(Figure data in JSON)
◆ ◆ ◆ ◆ ◆
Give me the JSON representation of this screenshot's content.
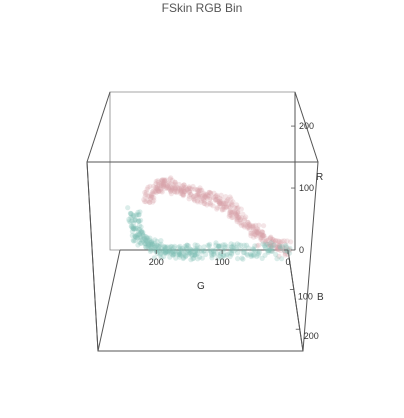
{
  "chart_data": {
    "type": "scatter",
    "projection": "3d",
    "title": "FSkin RGB Bin",
    "axes": {
      "R": {
        "label": "R",
        "ticks": [
          0,
          100,
          200
        ],
        "range": [
          0,
          255
        ]
      },
      "G": {
        "label": "G",
        "ticks": [
          0,
          100,
          200
        ],
        "range": [
          0,
          255
        ]
      },
      "B": {
        "label": "B",
        "ticks": [
          0,
          100,
          200
        ],
        "range": [
          0,
          255
        ]
      }
    },
    "series": [
      {
        "color": "#d7a3aa",
        "points_path": [
          [
            0,
            0,
            0
          ],
          [
            40,
            40,
            35
          ],
          [
            80,
            70,
            60
          ],
          [
            130,
            100,
            90
          ],
          [
            170,
            140,
            130
          ],
          [
            200,
            175,
            160
          ],
          [
            225,
            205,
            185
          ],
          [
            210,
            235,
            200
          ]
        ]
      },
      {
        "color": "#7fbfb5",
        "points_path": [
          [
            0,
            0,
            0
          ],
          [
            30,
            80,
            50
          ],
          [
            55,
            140,
            90
          ],
          [
            85,
            180,
            140
          ],
          [
            110,
            215,
            170
          ],
          [
            150,
            245,
            200
          ],
          [
            210,
            255,
            230
          ]
        ]
      }
    ]
  }
}
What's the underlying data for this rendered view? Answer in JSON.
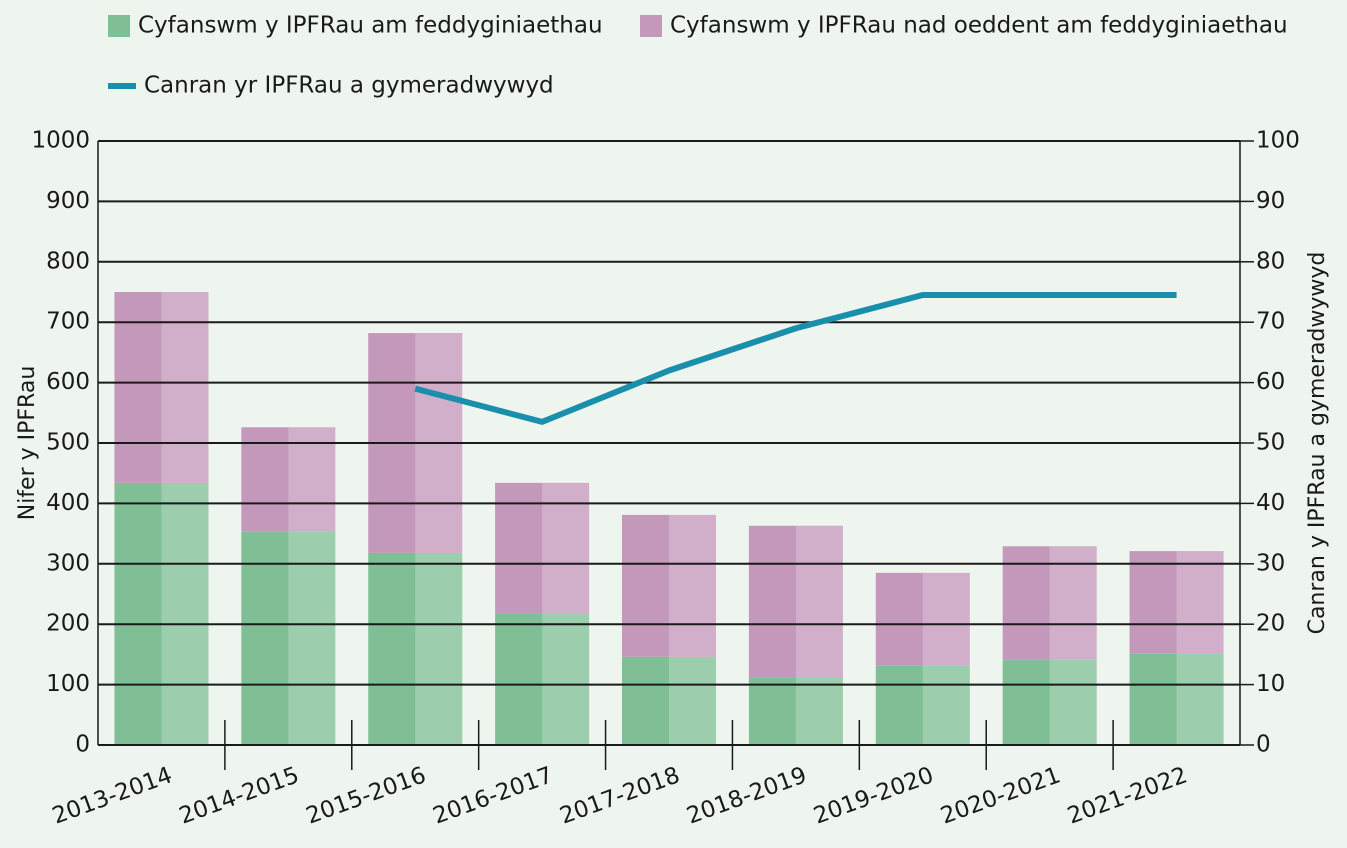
{
  "chart_data": {
    "type": "bar",
    "y_label": "Nifer y IPFRau",
    "y2_label": "Canran y IPFRau a gymeradwywyd",
    "categories": [
      "2013-2014",
      "2014-2015",
      "2015-2016",
      "2016-2017",
      "2017-2018",
      "2018-2019",
      "2019-2020",
      "2020-2021",
      "2021-2022"
    ],
    "series": [
      {
        "name": "Cyfanswm y IPFRau am feddyginiaethau",
        "type": "bar",
        "color": "#80bf95",
        "values": [
          434,
          353,
          318,
          217,
          146,
          111,
          131,
          141,
          151
        ]
      },
      {
        "name": "Cyfanswm y IPFRau nad oeddent am feddyginiaethau",
        "type": "bar",
        "color": "#c498ba",
        "values": [
          316,
          173,
          364,
          217,
          235,
          252,
          154,
          188,
          170
        ]
      },
      {
        "name": "Canran yr IPFRau a gymeradwywyd",
        "type": "line",
        "axis": "y2",
        "color": "#1a8fab",
        "values": [
          null,
          null,
          59,
          53.5,
          62,
          69,
          74.5,
          74.5,
          74.5
        ]
      }
    ],
    "stacked": true,
    "ylim": [
      0,
      1000
    ],
    "yticks": [
      0,
      100,
      200,
      300,
      400,
      500,
      600,
      700,
      800,
      900,
      1000
    ],
    "y2lim": [
      0,
      100
    ],
    "y2ticks": [
      0,
      10,
      20,
      30,
      40,
      50,
      60,
      70,
      80,
      90,
      100
    ],
    "grid": true
  }
}
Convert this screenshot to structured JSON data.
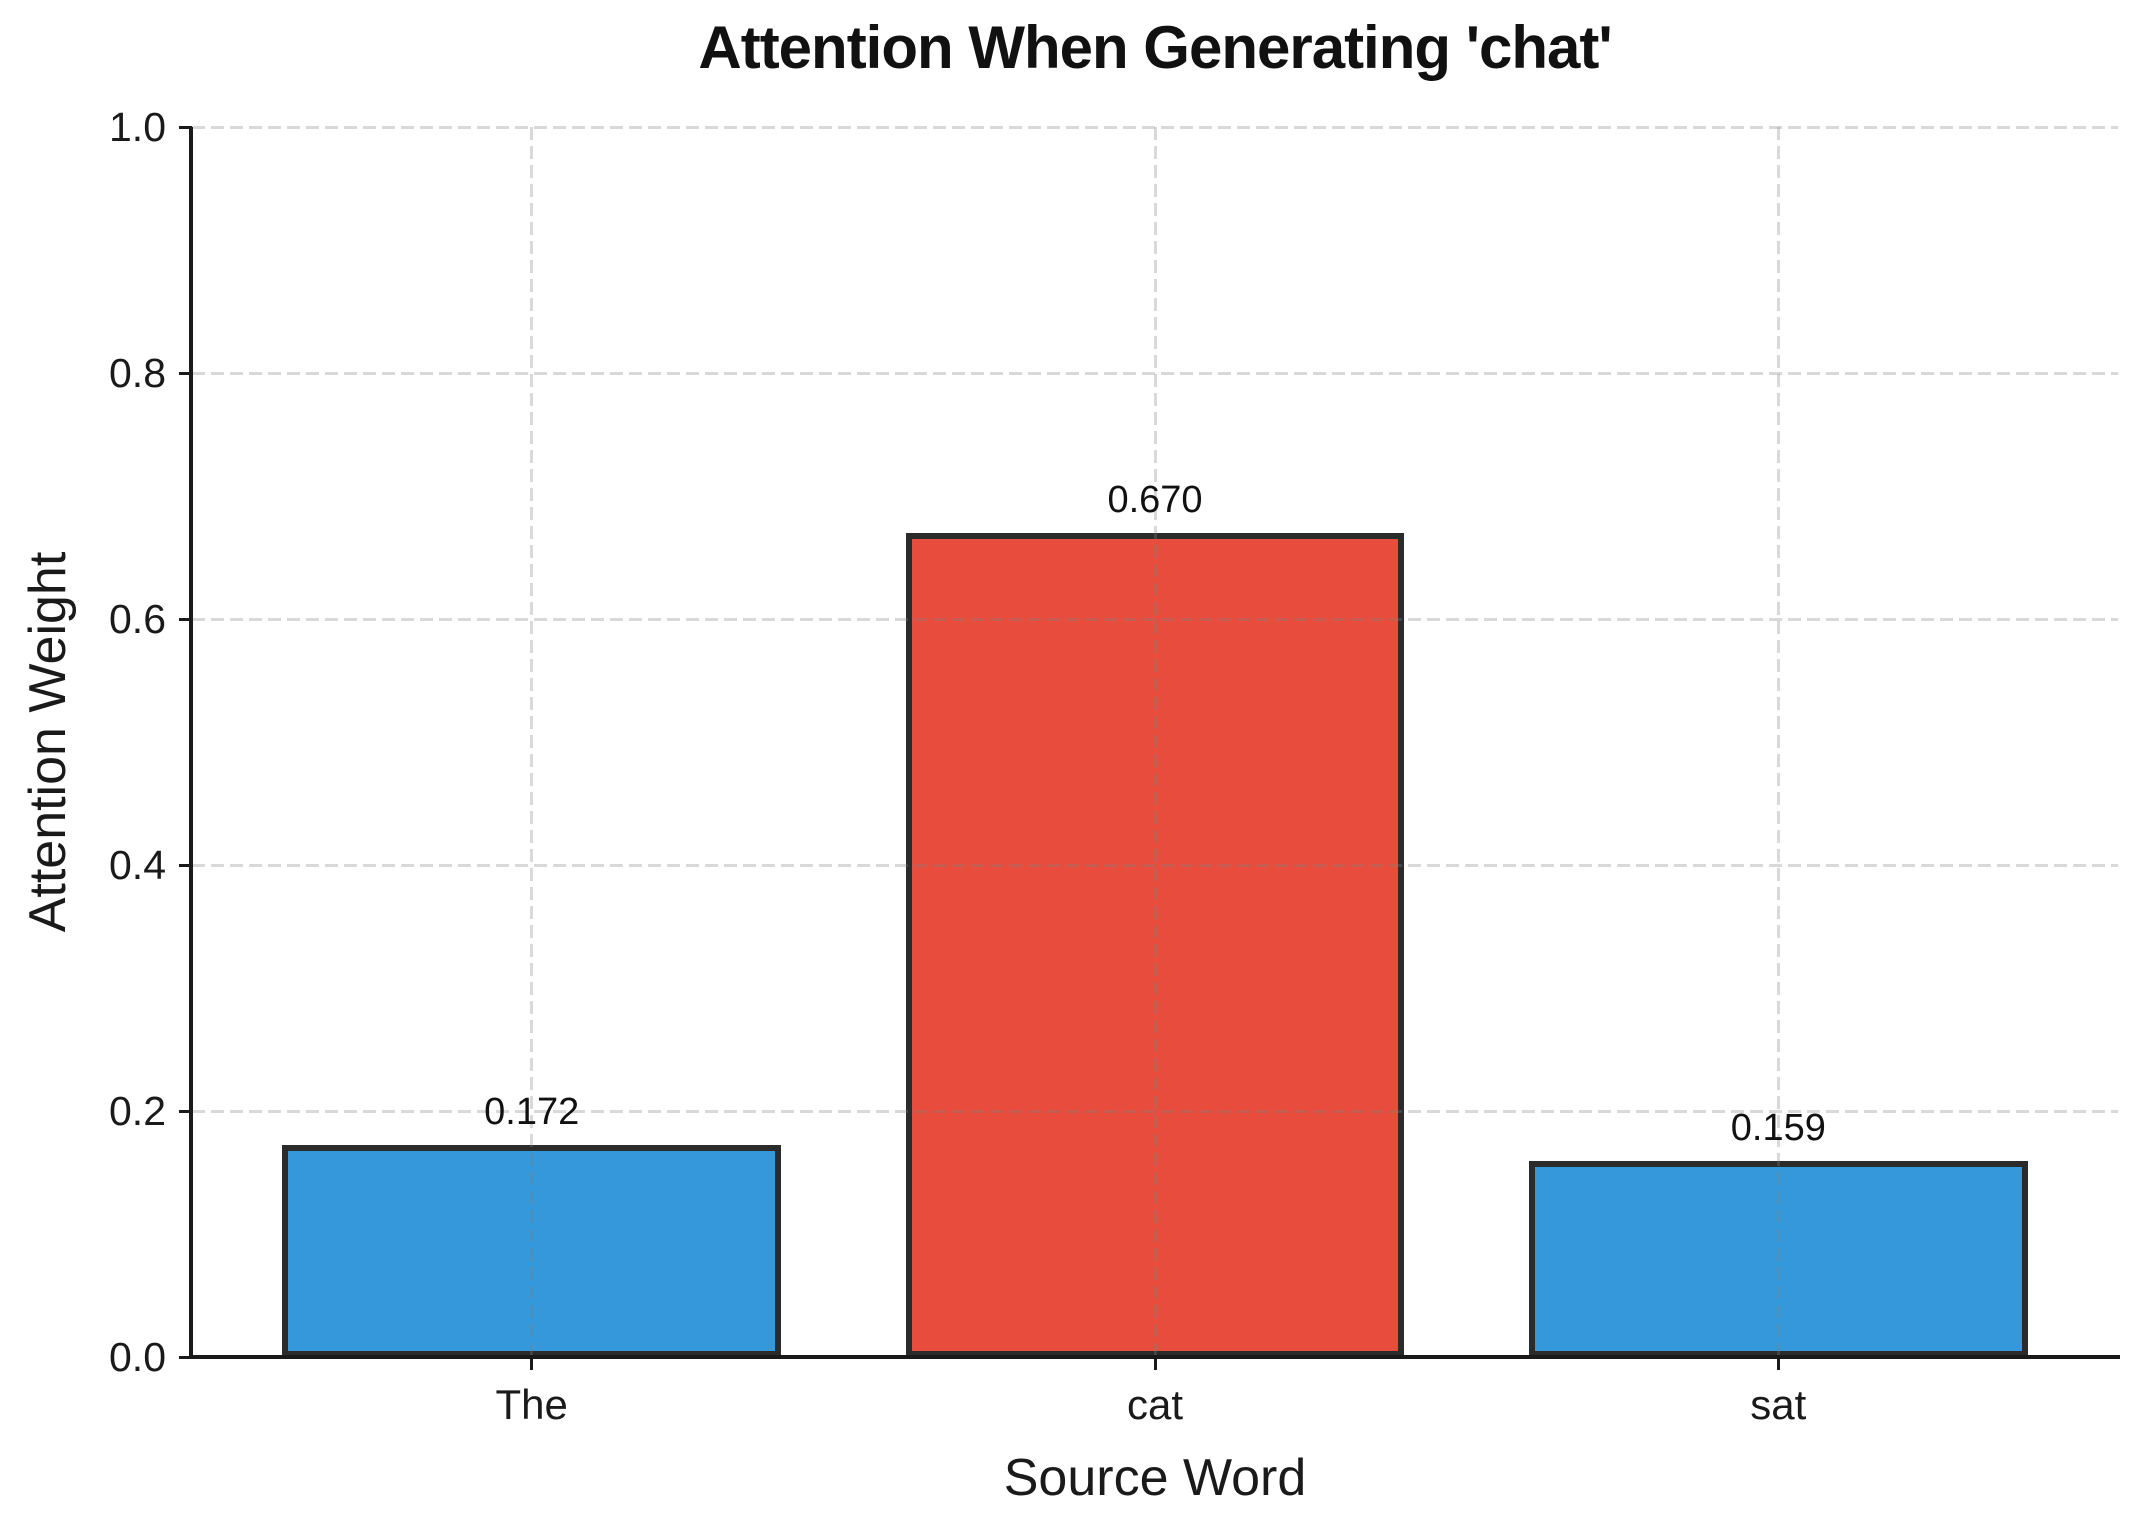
{
  "chart_data": {
    "type": "bar",
    "title": "Attention When Generating 'chat'",
    "xlabel": "Source Word",
    "ylabel": "Attention Weight",
    "categories": [
      "The",
      "cat",
      "sat"
    ],
    "values": [
      0.172,
      0.67,
      0.159
    ],
    "value_labels": [
      "0.172",
      "0.670",
      "0.159"
    ],
    "bar_colors": [
      "#3498db",
      "#e74c3c",
      "#3498db"
    ],
    "bar_edge_color": "#2b2b2b",
    "highlighted_category": "cat",
    "ylim": [
      0.0,
      1.0
    ],
    "yticks": [
      0.0,
      0.2,
      0.4,
      0.6,
      0.8,
      1.0
    ],
    "ytick_labels": [
      "0.0",
      "0.2",
      "0.4",
      "0.6",
      "0.8",
      "1.0"
    ],
    "grid": "dashed",
    "grid_color": "rgba(128,128,128,0.3)",
    "legend_position": "none",
    "background_color": "#ffffff",
    "spine_color": "#1a1a1a"
  }
}
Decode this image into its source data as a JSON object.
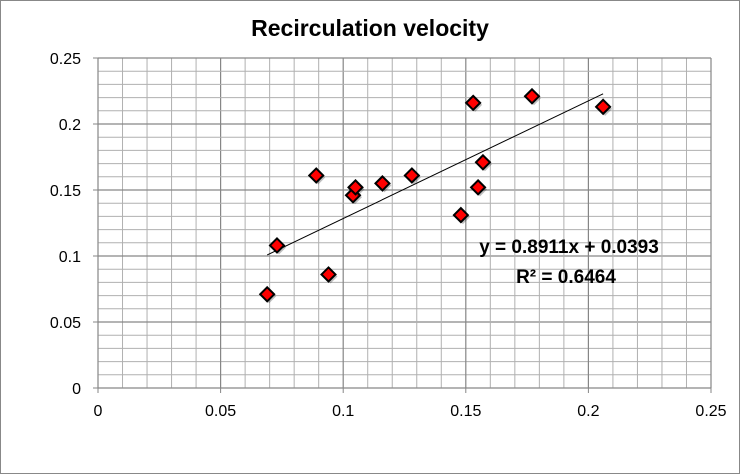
{
  "chart_data": {
    "type": "scatter",
    "title": "Recirculation velocity",
    "xlabel": "",
    "ylabel": "",
    "xlim": [
      0,
      0.25
    ],
    "ylim": [
      0,
      0.25
    ],
    "x_ticks": [
      "0",
      "0.05",
      "0.1",
      "0.15",
      "0.2",
      "0.25"
    ],
    "y_ticks": [
      "0",
      "0.05",
      "0.1",
      "0.15",
      "0.2",
      "0.25"
    ],
    "grid": {
      "major": true,
      "minor": true
    },
    "legend": "none",
    "marker": {
      "shape": "diamond",
      "color": "#ff0000",
      "edge": "#000000"
    },
    "points": [
      {
        "x": 0.069,
        "y": 0.071
      },
      {
        "x": 0.073,
        "y": 0.108
      },
      {
        "x": 0.089,
        "y": 0.161
      },
      {
        "x": 0.094,
        "y": 0.086
      },
      {
        "x": 0.104,
        "y": 0.146
      },
      {
        "x": 0.105,
        "y": 0.152
      },
      {
        "x": 0.116,
        "y": 0.155
      },
      {
        "x": 0.128,
        "y": 0.161
      },
      {
        "x": 0.148,
        "y": 0.131
      },
      {
        "x": 0.153,
        "y": 0.216
      },
      {
        "x": 0.155,
        "y": 0.152
      },
      {
        "x": 0.157,
        "y": 0.171
      },
      {
        "x": 0.177,
        "y": 0.221
      },
      {
        "x": 0.206,
        "y": 0.213
      }
    ],
    "trendline": {
      "type": "linear",
      "slope": 0.8911,
      "intercept": 0.0393,
      "x_range": [
        0.069,
        0.206
      ],
      "color": "#000000"
    },
    "annotations": {
      "equation": "y = 0.8911x + 0.0393",
      "r_squared": "R² = 0.6464"
    }
  }
}
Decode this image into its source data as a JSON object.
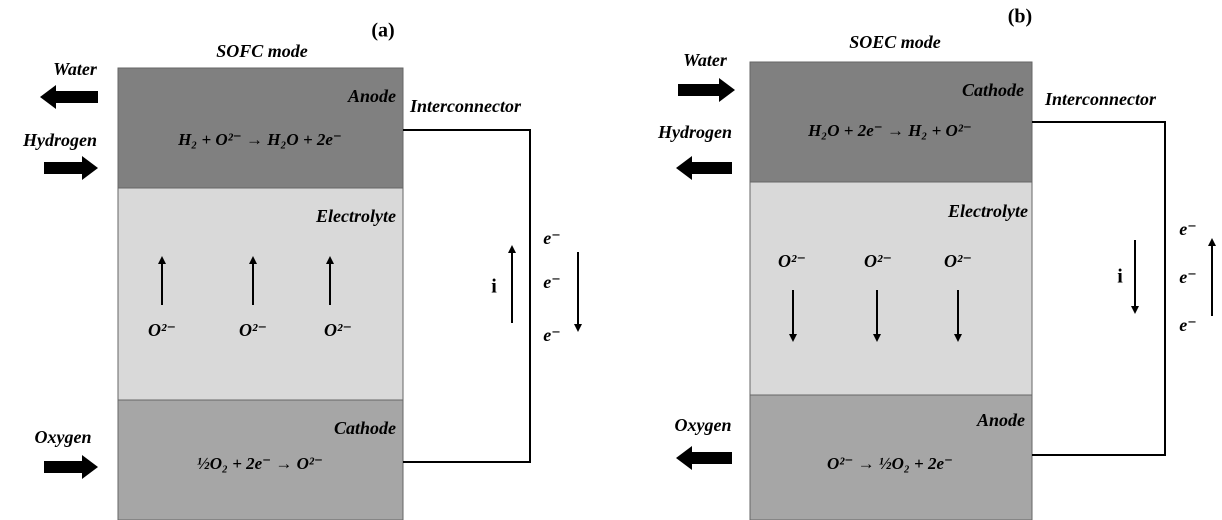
{
  "panels": [
    {
      "label": "(a)",
      "mode": "SOFC mode",
      "streams": [
        "Water",
        "Hydrogen",
        "Oxygen"
      ],
      "layers": [
        {
          "name": "Anode",
          "reaction": "H₂ + O²⁻ → H₂O + 2e⁻"
        },
        {
          "name": "Electrolyte"
        },
        {
          "name": "Cathode",
          "reaction": "½O₂ + 2e⁻ → O²⁻"
        }
      ],
      "ions": [
        "O²⁻",
        "O²⁻",
        "O²⁻"
      ],
      "interconnector": "Interconnector",
      "current": "i",
      "electrons": [
        "e⁻",
        "e⁻",
        "e⁻"
      ]
    },
    {
      "label": "(b)",
      "mode": "SOEC mode",
      "streams": [
        "Water",
        "Hydrogen",
        "Oxygen"
      ],
      "layers": [
        {
          "name": "Cathode",
          "reaction": "H₂O + 2e⁻ → H₂ + O²⁻"
        },
        {
          "name": "Electrolyte"
        },
        {
          "name": "Anode",
          "reaction": "O²⁻ → ½O₂ + 2e⁻"
        }
      ],
      "ions": [
        "O²⁻",
        "O²⁻",
        "O²⁻"
      ],
      "interconnector": "Interconnector",
      "current": "i",
      "electrons": [
        "e⁻",
        "e⁻",
        "e⁻"
      ]
    }
  ]
}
◆ ◆ ◆ ◆ ◆
Exclude the images and reproduce the remaining data exactly.

Give me the JSON representation of this screenshot's content.
{
  "chart_data": {
    "type": "scatter",
    "projection": "3d",
    "title": "FSkin RGB Bin",
    "axes": {
      "R": {
        "label": "R",
        "ticks": [
          0,
          100,
          200
        ],
        "range": [
          0,
          255
        ]
      },
      "G": {
        "label": "G",
        "ticks": [
          0,
          100,
          200
        ],
        "range": [
          0,
          255
        ]
      },
      "B": {
        "label": "B",
        "ticks": [
          0,
          100,
          200
        ],
        "range": [
          0,
          255
        ]
      }
    },
    "series": [
      {
        "color": "#d7a3aa",
        "points_path": [
          [
            0,
            0,
            0
          ],
          [
            40,
            40,
            35
          ],
          [
            80,
            70,
            60
          ],
          [
            130,
            100,
            90
          ],
          [
            170,
            140,
            130
          ],
          [
            200,
            175,
            160
          ],
          [
            225,
            205,
            185
          ],
          [
            210,
            235,
            200
          ]
        ]
      },
      {
        "color": "#7fbfb5",
        "points_path": [
          [
            0,
            0,
            0
          ],
          [
            30,
            80,
            50
          ],
          [
            55,
            140,
            90
          ],
          [
            85,
            180,
            140
          ],
          [
            110,
            215,
            170
          ],
          [
            150,
            245,
            200
          ],
          [
            210,
            255,
            230
          ]
        ]
      }
    ]
  }
}
What's the underlying data for this rendered view? Answer in JSON.
{
  "chart_data": {
    "type": "bar",
    "y_label": "Nifer y IPFRau",
    "y2_label": "Canran y IPFRau a gymeradwywyd",
    "categories": [
      "2013-2014",
      "2014-2015",
      "2015-2016",
      "2016-2017",
      "2017-2018",
      "2018-2019",
      "2019-2020",
      "2020-2021",
      "2021-2022"
    ],
    "series": [
      {
        "name": "Cyfanswm y IPFRau am feddyginiaethau",
        "type": "bar",
        "color": "#80bf95",
        "values": [
          434,
          353,
          318,
          217,
          146,
          111,
          131,
          141,
          151
        ]
      },
      {
        "name": "Cyfanswm y IPFRau nad oeddent am feddyginiaethau",
        "type": "bar",
        "color": "#c498ba",
        "values": [
          316,
          173,
          364,
          217,
          235,
          252,
          154,
          188,
          170
        ]
      },
      {
        "name": "Canran yr IPFRau a gymeradwywyd",
        "type": "line",
        "axis": "y2",
        "color": "#1a8fab",
        "values": [
          null,
          null,
          59,
          53.5,
          62,
          69,
          74.5,
          74.5,
          74.5
        ]
      }
    ],
    "stacked": true,
    "ylim": [
      0,
      1000
    ],
    "yticks": [
      0,
      100,
      200,
      300,
      400,
      500,
      600,
      700,
      800,
      900,
      1000
    ],
    "y2lim": [
      0,
      100
    ],
    "y2ticks": [
      0,
      10,
      20,
      30,
      40,
      50,
      60,
      70,
      80,
      90,
      100
    ],
    "grid": true
  }
}
Convert this screenshot to structured JSON data.
{
  "chart_data": {
    "type": "bar",
    "title": "Attention When Generating 'chat'",
    "xlabel": "Source Word",
    "ylabel": "Attention Weight",
    "categories": [
      "The",
      "cat",
      "sat"
    ],
    "values": [
      0.172,
      0.67,
      0.159
    ],
    "value_labels": [
      "0.172",
      "0.670",
      "0.159"
    ],
    "bar_colors": [
      "#3498db",
      "#e74c3c",
      "#3498db"
    ],
    "bar_edge_color": "#2b2b2b",
    "highlighted_category": "cat",
    "ylim": [
      0.0,
      1.0
    ],
    "yticks": [
      0.0,
      0.2,
      0.4,
      0.6,
      0.8,
      1.0
    ],
    "ytick_labels": [
      "0.0",
      "0.2",
      "0.4",
      "0.6",
      "0.8",
      "1.0"
    ],
    "grid": "dashed",
    "grid_color": "rgba(128,128,128,0.3)",
    "legend_position": "none",
    "background_color": "#ffffff",
    "spine_color": "#1a1a1a"
  }
}
Decode this image into its source data as a JSON object.
{
  "chart_data": {
    "type": "scatter",
    "title": "Recirculation velocity",
    "xlabel": "",
    "ylabel": "",
    "xlim": [
      0,
      0.25
    ],
    "ylim": [
      0,
      0.25
    ],
    "x_ticks": [
      "0",
      "0.05",
      "0.1",
      "0.15",
      "0.2",
      "0.25"
    ],
    "y_ticks": [
      "0",
      "0.05",
      "0.1",
      "0.15",
      "0.2",
      "0.25"
    ],
    "grid": {
      "major": true,
      "minor": true
    },
    "legend": "none",
    "marker": {
      "shape": "diamond",
      "color": "#ff0000",
      "edge": "#000000"
    },
    "points": [
      {
        "x": 0.069,
        "y": 0.071
      },
      {
        "x": 0.073,
        "y": 0.108
      },
      {
        "x": 0.089,
        "y": 0.161
      },
      {
        "x": 0.094,
        "y": 0.086
      },
      {
        "x": 0.104,
        "y": 0.146
      },
      {
        "x": 0.105,
        "y": 0.152
      },
      {
        "x": 0.116,
        "y": 0.155
      },
      {
        "x": 0.128,
        "y": 0.161
      },
      {
        "x": 0.148,
        "y": 0.131
      },
      {
        "x": 0.153,
        "y": 0.216
      },
      {
        "x": 0.155,
        "y": 0.152
      },
      {
        "x": 0.157,
        "y": 0.171
      },
      {
        "x": 0.177,
        "y": 0.221
      },
      {
        "x": 0.206,
        "y": 0.213
      }
    ],
    "trendline": {
      "type": "linear",
      "slope": 0.8911,
      "intercept": 0.0393,
      "x_range": [
        0.069,
        0.206
      ],
      "color": "#000000"
    },
    "annotations": {
      "equation": "y = 0.8911x + 0.0393",
      "r_squared": "R² = 0.6464"
    }
  }
}
Decode this image into its source data as a JSON object.
{
  "panels": [
    {
      "label": "(a)",
      "mode": "SOFC mode",
      "streams": [
        "Water",
        "Hydrogen",
        "Oxygen"
      ],
      "layers": [
        {
          "name": "Anode",
          "reaction": "H₂ + O²⁻ → H₂O + 2e⁻"
        },
        {
          "name": "Electrolyte"
        },
        {
          "name": "Cathode",
          "reaction": "½O₂ + 2e⁻ → O²⁻"
        }
      ],
      "ions": [
        "O²⁻",
        "O²⁻",
        "O²⁻"
      ],
      "interconnector": "Interconnector",
      "current": "i",
      "electrons": [
        "e⁻",
        "e⁻",
        "e⁻"
      ]
    },
    {
      "label": "(b)",
      "mode": "SOEC mode",
      "streams": [
        "Water",
        "Hydrogen",
        "Oxygen"
      ],
      "layers": [
        {
          "name": "Cathode",
          "reaction": "H₂O + 2e⁻ → H₂ + O²⁻"
        },
        {
          "name": "Electrolyte"
        },
        {
          "name": "Anode",
          "reaction": "O²⁻ → ½O₂ + 2e⁻"
        }
      ],
      "ions": [
        "O²⁻",
        "O²⁻",
        "O²⁻"
      ],
      "interconnector": "Interconnector",
      "current": "i",
      "electrons": [
        "e⁻",
        "e⁻",
        "e⁻"
      ]
    }
  ]
}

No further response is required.